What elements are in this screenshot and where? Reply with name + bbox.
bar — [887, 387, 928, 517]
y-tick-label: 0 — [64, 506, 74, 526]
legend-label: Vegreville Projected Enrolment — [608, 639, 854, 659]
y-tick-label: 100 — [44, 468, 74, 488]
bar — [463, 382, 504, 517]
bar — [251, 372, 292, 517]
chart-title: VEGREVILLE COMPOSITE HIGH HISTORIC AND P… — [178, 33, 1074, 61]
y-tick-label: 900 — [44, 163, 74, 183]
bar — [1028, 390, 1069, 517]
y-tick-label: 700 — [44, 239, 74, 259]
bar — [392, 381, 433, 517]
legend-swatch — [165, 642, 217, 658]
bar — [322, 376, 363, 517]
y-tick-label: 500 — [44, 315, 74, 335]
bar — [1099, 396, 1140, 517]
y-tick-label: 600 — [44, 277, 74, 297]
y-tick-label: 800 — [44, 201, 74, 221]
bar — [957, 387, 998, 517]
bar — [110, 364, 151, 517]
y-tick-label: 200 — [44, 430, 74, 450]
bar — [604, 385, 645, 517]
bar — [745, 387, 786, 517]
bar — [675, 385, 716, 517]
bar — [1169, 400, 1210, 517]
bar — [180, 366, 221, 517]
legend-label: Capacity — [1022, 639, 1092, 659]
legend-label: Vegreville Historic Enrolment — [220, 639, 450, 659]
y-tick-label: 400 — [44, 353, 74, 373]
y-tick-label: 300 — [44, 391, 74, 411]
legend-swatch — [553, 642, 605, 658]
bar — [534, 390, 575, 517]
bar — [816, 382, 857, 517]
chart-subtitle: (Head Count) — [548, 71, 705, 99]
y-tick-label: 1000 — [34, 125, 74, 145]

▬▬▬▬▬▬▬▬▬▬

> [Written problem] Reproduce the material above, swapping "Capacity" for "School Capacity" wherever it appears and leaving everything else unchanged.

> [Correct result]
What elements are in this screenshot and where? Reply with name + bbox.
bar — [887, 387, 928, 517]
y-tick-label: 0 — [64, 506, 74, 526]
legend-label: Vegreville Projected Enrolment — [608, 639, 854, 659]
y-tick-label: 100 — [44, 468, 74, 488]
bar — [463, 382, 504, 517]
bar — [251, 372, 292, 517]
chart-title: VEGREVILLE COMPOSITE HIGH HISTORIC AND P… — [178, 33, 1074, 61]
y-tick-label: 900 — [44, 163, 74, 183]
bar — [1028, 390, 1069, 517]
y-tick-label: 700 — [44, 239, 74, 259]
bar — [392, 381, 433, 517]
legend-swatch — [165, 642, 217, 658]
bar — [322, 376, 363, 517]
y-tick-label: 500 — [44, 315, 74, 335]
bar — [1099, 396, 1140, 517]
y-tick-label: 600 — [44, 277, 74, 297]
y-tick-label: 800 — [44, 201, 74, 221]
bar — [957, 387, 998, 517]
bar — [110, 364, 151, 517]
y-tick-label: 200 — [44, 430, 74, 450]
bar — [604, 385, 645, 517]
bar — [745, 387, 786, 517]
bar — [675, 385, 716, 517]
bar — [1169, 400, 1210, 517]
bar — [180, 366, 221, 517]
legend-label: School Capacity — [1022, 639, 1092, 659]
legend-label: Vegreville Historic Enrolment — [220, 639, 450, 659]
y-tick-label: 400 — [44, 353, 74, 373]
y-tick-label: 300 — [44, 391, 74, 411]
legend-swatch — [553, 642, 605, 658]
bar — [534, 390, 575, 517]
bar — [816, 382, 857, 517]
chart-subtitle: (Head Count) — [548, 71, 705, 99]
y-tick-label: 1000 — [34, 125, 74, 145]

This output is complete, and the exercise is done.